#### What to do:
Output every entry exactly as written, skipping any pictures.

======== Data to use

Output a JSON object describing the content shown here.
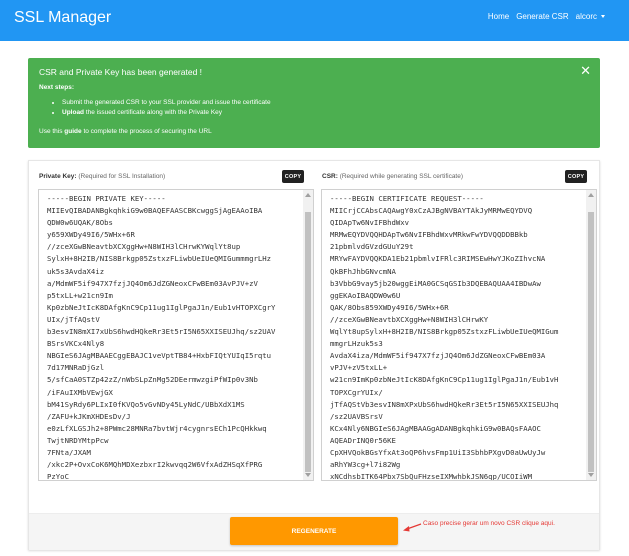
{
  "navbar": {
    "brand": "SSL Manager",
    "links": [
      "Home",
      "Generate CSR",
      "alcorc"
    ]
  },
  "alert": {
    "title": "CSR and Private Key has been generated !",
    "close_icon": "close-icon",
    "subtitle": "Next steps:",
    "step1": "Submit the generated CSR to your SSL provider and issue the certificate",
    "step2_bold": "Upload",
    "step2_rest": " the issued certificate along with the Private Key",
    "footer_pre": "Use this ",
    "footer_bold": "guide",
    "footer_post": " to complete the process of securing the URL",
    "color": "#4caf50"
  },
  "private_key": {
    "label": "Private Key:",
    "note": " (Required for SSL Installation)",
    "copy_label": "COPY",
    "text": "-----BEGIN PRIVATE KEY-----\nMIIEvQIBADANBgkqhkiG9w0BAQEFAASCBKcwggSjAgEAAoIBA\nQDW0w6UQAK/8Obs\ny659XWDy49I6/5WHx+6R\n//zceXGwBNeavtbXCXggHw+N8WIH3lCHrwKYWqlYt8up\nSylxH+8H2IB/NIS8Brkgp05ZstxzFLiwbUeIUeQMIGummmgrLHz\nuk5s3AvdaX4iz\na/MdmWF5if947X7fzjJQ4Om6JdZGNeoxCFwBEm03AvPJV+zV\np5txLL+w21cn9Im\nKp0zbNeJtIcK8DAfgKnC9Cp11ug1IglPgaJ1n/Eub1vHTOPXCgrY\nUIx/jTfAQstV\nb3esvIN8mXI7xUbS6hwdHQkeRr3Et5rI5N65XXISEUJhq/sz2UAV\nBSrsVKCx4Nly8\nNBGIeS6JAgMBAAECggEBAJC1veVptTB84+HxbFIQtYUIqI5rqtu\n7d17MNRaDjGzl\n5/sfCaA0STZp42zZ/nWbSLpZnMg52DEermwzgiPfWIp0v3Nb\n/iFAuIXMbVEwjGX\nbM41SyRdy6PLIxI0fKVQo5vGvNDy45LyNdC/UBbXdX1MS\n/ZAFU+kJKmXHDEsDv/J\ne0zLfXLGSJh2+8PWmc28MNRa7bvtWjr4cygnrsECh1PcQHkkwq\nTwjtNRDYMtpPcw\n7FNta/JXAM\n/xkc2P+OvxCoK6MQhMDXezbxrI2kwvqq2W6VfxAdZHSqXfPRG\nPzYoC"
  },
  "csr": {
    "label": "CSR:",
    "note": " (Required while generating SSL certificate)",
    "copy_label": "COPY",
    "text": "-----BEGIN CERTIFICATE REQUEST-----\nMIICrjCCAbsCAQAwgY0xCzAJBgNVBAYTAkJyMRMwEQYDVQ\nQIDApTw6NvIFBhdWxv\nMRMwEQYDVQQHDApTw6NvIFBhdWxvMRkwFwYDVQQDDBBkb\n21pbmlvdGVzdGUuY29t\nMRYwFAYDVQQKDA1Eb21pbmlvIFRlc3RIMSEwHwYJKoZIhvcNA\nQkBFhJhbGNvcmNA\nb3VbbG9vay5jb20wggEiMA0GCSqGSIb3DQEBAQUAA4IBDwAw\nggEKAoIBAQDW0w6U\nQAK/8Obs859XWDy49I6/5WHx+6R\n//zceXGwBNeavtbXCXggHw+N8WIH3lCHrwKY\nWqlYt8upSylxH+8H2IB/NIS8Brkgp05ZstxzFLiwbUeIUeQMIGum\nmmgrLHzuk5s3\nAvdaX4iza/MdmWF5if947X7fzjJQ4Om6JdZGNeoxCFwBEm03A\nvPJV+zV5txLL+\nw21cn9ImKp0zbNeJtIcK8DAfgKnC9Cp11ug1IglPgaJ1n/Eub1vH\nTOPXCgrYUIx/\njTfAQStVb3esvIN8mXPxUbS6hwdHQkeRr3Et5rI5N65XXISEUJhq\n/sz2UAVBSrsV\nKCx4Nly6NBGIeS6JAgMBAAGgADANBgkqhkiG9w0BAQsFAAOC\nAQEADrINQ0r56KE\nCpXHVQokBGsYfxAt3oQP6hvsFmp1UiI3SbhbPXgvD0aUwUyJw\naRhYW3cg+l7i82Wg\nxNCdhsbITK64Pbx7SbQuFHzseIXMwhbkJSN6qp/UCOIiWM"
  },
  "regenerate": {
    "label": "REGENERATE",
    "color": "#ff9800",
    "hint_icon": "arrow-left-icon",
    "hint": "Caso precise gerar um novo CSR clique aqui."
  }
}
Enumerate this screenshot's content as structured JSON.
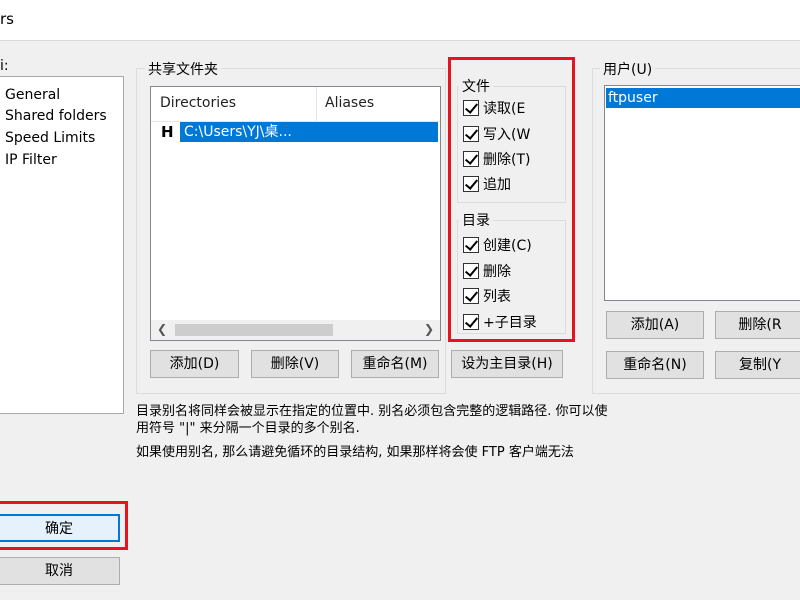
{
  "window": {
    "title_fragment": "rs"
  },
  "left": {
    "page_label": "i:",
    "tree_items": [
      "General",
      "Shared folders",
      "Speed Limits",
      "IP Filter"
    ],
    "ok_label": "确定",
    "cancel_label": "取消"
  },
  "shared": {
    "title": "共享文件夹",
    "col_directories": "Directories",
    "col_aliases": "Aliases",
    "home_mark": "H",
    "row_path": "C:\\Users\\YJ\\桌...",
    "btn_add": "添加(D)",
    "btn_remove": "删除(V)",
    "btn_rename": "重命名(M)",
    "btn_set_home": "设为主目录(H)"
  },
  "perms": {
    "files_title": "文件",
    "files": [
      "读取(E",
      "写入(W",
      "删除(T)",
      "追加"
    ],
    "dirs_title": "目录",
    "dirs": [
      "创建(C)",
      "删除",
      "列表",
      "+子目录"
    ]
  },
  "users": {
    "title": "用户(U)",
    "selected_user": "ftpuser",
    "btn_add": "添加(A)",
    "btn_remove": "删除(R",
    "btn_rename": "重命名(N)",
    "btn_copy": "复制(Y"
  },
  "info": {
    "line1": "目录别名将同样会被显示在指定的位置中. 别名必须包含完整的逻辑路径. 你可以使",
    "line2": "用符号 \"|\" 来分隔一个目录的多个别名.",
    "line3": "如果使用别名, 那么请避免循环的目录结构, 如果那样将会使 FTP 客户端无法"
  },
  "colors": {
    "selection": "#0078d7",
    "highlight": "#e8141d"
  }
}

================

#### Exercise result:
Output a JSON object describing the content shown here.
{
  "navbar": {
    "brand": "SSL Manager",
    "links": [
      "Home",
      "Generate CSR",
      "alcorc"
    ]
  },
  "alert": {
    "title": "CSR and Private Key has been generated !",
    "close_icon": "close-icon",
    "subtitle": "Next steps:",
    "step1": "Submit the generated CSR to your SSL provider and issue the certificate",
    "step2_bold": "Upload",
    "step2_rest": " the issued certificate along with the Private Key",
    "footer_pre": "Use this ",
    "footer_bold": "guide",
    "footer_post": " to complete the process of securing the URL",
    "color": "#4caf50"
  },
  "private_key": {
    "label": "Private Key:",
    "note": " (Required for SSL Installation)",
    "copy_label": "COPY",
    "text": "-----BEGIN PRIVATE KEY-----\nMIIEvQIBADANBgkqhkiG9w0BAQEFAASCBKcwggSjAgEAAoIBA\nQDW0w6UQAK/8Obs\ny659XWDy49I6/5WHx+6R\n//zceXGwBNeavtbXCXggHw+N8WIH3lCHrwKYWqlYt8up\nSylxH+8H2IB/NIS8Brkgp05ZstxzFLiwbUeIUeQMIGummmgrLHz\nuk5s3AvdaX4iz\na/MdmWF5if947X7fzjJQ4Om6JdZGNeoxCFwBEm03AvPJV+zV\np5txLL+w21cn9Im\nKp0zbNeJtIcK8DAfgKnC9Cp11ug1IglPgaJ1n/Eub1vHTOPXCgrY\nUIx/jTfAQstV\nb3esvIN8mXI7xUbS6hwdHQkeRr3Et5rI5N65XXISEUJhq/sz2UAV\nBSrsVKCx4Nly8\nNBGIeS6JAgMBAAECggEBAJC1veVptTB84+HxbFIQtYUIqI5rqtu\n7d17MNRaDjGzl\n5/sfCaA0STZp42zZ/nWbSLpZnMg52DEermwzgiPfWIp0v3Nb\n/iFAuIXMbVEwjGX\nbM41SyRdy6PLIxI0fKVQo5vGvNDy45LyNdC/UBbXdX1MS\n/ZAFU+kJKmXHDEsDv/J\ne0zLfXLGSJh2+8PWmc28MNRa7bvtWjr4cygnrsECh1PcQHkkwq\nTwjtNRDYMtpPcw\n7FNta/JXAM\n/xkc2P+OvxCoK6MQhMDXezbxrI2kwvqq2W6VfxAdZHSqXfPRG\nPzYoC"
  },
  "csr": {
    "label": "CSR:",
    "note": " (Required while generating SSL certificate)",
    "copy_label": "COPY",
    "text": "-----BEGIN CERTIFICATE REQUEST-----\nMIICrjCCAbsCAQAwgY0xCzAJBgNVBAYTAkJyMRMwEQYDVQ\nQIDApTw6NvIFBhdWxv\nMRMwEQYDVQQHDApTw6NvIFBhdWxvMRkwFwYDVQQDDBBkb\n21pbmlvdGVzdGUuY29t\nMRYwFAYDVQQKDA1Eb21pbmlvIFRlc3RIMSEwHwYJKoZIhvcNA\nQkBFhJhbGNvcmNA\nb3VbbG9vay5jb20wggEiMA0GCSqGSIb3DQEBAQUAA4IBDwAw\nggEKAoIBAQDW0w6U\nQAK/8Obs859XWDy49I6/5WHx+6R\n//zceXGwBNeavtbXCXggHw+N8WIH3lCHrwKY\nWqlYt8upSylxH+8H2IB/NIS8Brkgp05ZstxzFLiwbUeIUeQMIGum\nmmgrLHzuk5s3\nAvdaX4iza/MdmWF5if947X7fzjJQ4Om6JdZGNeoxCFwBEm03A\nvPJV+zV5txLL+\nw21cn9ImKp0zbNeJtIcK8DAfgKnC9Cp11ug1IglPgaJ1n/Eub1vH\nTOPXCgrYUIx/\njTfAQStVb3esvIN8mXPxUbS6hwdHQkeRr3Et5rI5N65XXISEUJhq\n/sz2UAVBSrsV\nKCx4Nly6NBGIeS6JAgMBAAGgADANBgkqhkiG9w0BAQsFAAOC\nAQEADrINQ0r56KE\nCpXHVQokBGsYfxAt3oQP6hvsFmp1UiI3SbhbPXgvD0aUwUyJw\naRhYW3cg+l7i82Wg\nxNCdhsbITK64Pbx7SbQuFHzseIXMwhbkJSN6qp/UCOIiWM"
  },
  "regenerate": {
    "label": "REGENERATE",
    "color": "#ff9800",
    "hint_icon": "arrow-left-icon",
    "hint": "Caso precise gerar um novo CSR clique aqui."
  }
}
Enumerate this screenshot's content as structured JSON.
{
  "window": {
    "title_fragment": "rs"
  },
  "left": {
    "page_label": "i:",
    "tree_items": [
      "General",
      "Shared folders",
      "Speed Limits",
      "IP Filter"
    ],
    "ok_label": "确定",
    "cancel_label": "取消"
  },
  "shared": {
    "title": "共享文件夹",
    "col_directories": "Directories",
    "col_aliases": "Aliases",
    "home_mark": "H",
    "row_path": "C:\\Users\\YJ\\桌...",
    "btn_add": "添加(D)",
    "btn_remove": "删除(V)",
    "btn_rename": "重命名(M)",
    "btn_set_home": "设为主目录(H)"
  },
  "perms": {
    "files_title": "文件",
    "files": [
      "读取(E",
      "写入(W",
      "删除(T)",
      "追加"
    ],
    "dirs_title": "目录",
    "dirs": [
      "创建(C)",
      "删除",
      "列表",
      "+子目录"
    ]
  },
  "users": {
    "title": "用户(U)",
    "selected_user": "ftpuser",
    "btn_add": "添加(A)",
    "btn_remove": "删除(R",
    "btn_rename": "重命名(N)",
    "btn_copy": "复制(Y"
  },
  "info": {
    "line1": "目录别名将同样会被显示在指定的位置中. 别名必须包含完整的逻辑路径. 你可以使",
    "line2": "用符号 \"|\" 来分隔一个目录的多个别名.",
    "line3": "如果使用别名, 那么请避免循环的目录结构, 如果那样将会使 FTP 客户端无法"
  },
  "colors": {
    "selection": "#0078d7",
    "highlight": "#e8141d"
  }
}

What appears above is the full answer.